Edit the listing from the line that contains "Patent image size: (931, 825)." through the end of the listing, replacing "application scene" with "usage scenario" and leaving everything else unchanged. Return only those lines.

§ §

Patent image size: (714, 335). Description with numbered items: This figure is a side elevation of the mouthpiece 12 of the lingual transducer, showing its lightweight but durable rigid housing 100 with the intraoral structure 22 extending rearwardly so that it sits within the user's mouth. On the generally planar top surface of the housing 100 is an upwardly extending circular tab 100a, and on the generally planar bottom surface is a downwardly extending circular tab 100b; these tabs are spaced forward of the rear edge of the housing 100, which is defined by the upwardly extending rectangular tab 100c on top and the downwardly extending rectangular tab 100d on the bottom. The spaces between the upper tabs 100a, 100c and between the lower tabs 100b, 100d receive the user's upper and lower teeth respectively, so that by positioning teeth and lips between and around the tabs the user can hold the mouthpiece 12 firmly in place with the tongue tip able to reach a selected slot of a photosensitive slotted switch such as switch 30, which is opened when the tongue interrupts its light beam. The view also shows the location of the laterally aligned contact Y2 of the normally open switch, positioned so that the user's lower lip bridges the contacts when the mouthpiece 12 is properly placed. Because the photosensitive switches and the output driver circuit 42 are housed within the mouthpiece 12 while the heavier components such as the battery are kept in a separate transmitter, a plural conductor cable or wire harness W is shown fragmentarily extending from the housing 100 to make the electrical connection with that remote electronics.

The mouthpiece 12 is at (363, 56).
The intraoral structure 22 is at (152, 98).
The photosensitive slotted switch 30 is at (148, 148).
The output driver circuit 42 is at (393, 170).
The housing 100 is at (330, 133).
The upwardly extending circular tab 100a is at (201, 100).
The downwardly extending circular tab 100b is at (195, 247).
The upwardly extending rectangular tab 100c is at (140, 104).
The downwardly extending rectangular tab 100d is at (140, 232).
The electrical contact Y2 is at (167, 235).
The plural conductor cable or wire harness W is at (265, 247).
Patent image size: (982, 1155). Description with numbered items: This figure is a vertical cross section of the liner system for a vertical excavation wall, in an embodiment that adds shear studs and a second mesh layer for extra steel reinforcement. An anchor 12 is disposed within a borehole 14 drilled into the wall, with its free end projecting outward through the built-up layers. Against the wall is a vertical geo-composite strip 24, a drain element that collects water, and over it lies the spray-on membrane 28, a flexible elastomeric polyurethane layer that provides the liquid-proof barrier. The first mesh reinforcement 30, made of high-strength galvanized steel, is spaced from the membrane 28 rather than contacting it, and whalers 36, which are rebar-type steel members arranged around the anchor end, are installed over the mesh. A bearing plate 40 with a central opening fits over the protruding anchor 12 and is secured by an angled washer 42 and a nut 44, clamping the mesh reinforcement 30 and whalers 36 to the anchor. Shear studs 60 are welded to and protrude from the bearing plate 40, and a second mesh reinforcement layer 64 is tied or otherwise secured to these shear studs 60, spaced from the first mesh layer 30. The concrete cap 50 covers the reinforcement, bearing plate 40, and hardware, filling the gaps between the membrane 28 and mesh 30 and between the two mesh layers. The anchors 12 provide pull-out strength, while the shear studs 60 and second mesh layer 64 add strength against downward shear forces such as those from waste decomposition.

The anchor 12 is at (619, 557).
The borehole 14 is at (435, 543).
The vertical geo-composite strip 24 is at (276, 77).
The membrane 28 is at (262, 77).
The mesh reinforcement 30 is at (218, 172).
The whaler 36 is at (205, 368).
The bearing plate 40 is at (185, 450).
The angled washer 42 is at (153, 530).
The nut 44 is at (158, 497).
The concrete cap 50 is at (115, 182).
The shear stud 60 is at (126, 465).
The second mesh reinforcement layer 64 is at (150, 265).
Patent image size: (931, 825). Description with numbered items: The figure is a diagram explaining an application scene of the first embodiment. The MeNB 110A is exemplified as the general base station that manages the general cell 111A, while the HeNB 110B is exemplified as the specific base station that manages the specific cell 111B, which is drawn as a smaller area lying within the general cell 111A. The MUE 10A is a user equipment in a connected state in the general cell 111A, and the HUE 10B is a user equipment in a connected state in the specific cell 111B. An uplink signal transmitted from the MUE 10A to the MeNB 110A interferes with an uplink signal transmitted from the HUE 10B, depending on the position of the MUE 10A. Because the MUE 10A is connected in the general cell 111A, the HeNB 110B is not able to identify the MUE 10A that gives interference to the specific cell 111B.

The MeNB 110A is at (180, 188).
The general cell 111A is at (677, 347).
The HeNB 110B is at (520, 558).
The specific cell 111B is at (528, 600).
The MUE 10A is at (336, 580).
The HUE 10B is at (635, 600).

§ §

● **EXPECTED ANSWER**
Patent image size: (931, 825). Description with numbered items: The figure is a diagram explaining an usage scenario of the first embodiment. The MeNB 110A is exemplified as the general base station that manages the general cell 111A, while the HeNB 110B is exemplified as the specific base station that manages the specific cell 111B, which is drawn as a smaller area lying within the general cell 111A. The MUE 10A is a user equipment in a connected state in the general cell 111A, and the HUE 10B is a user equipment in a connected state in the specific cell 111B. An uplink signal transmitted from the MUE 10A to the MeNB 110A interferes with an uplink signal transmitted from the HUE 10B, depending on the position of the MUE 10A. Because the MUE 10A is connected in the general cell 111A, the HeNB 110B is not able to identify the MUE 10A that gives interference to the specific cell 111B.

The MeNB 110A is at (180, 188).
The general cell 111A is at (677, 347).
The HeNB 110B is at (520, 558).
The specific cell 111B is at (528, 600).
The MUE 10A is at (336, 580).
The HUE 10B is at (635, 600).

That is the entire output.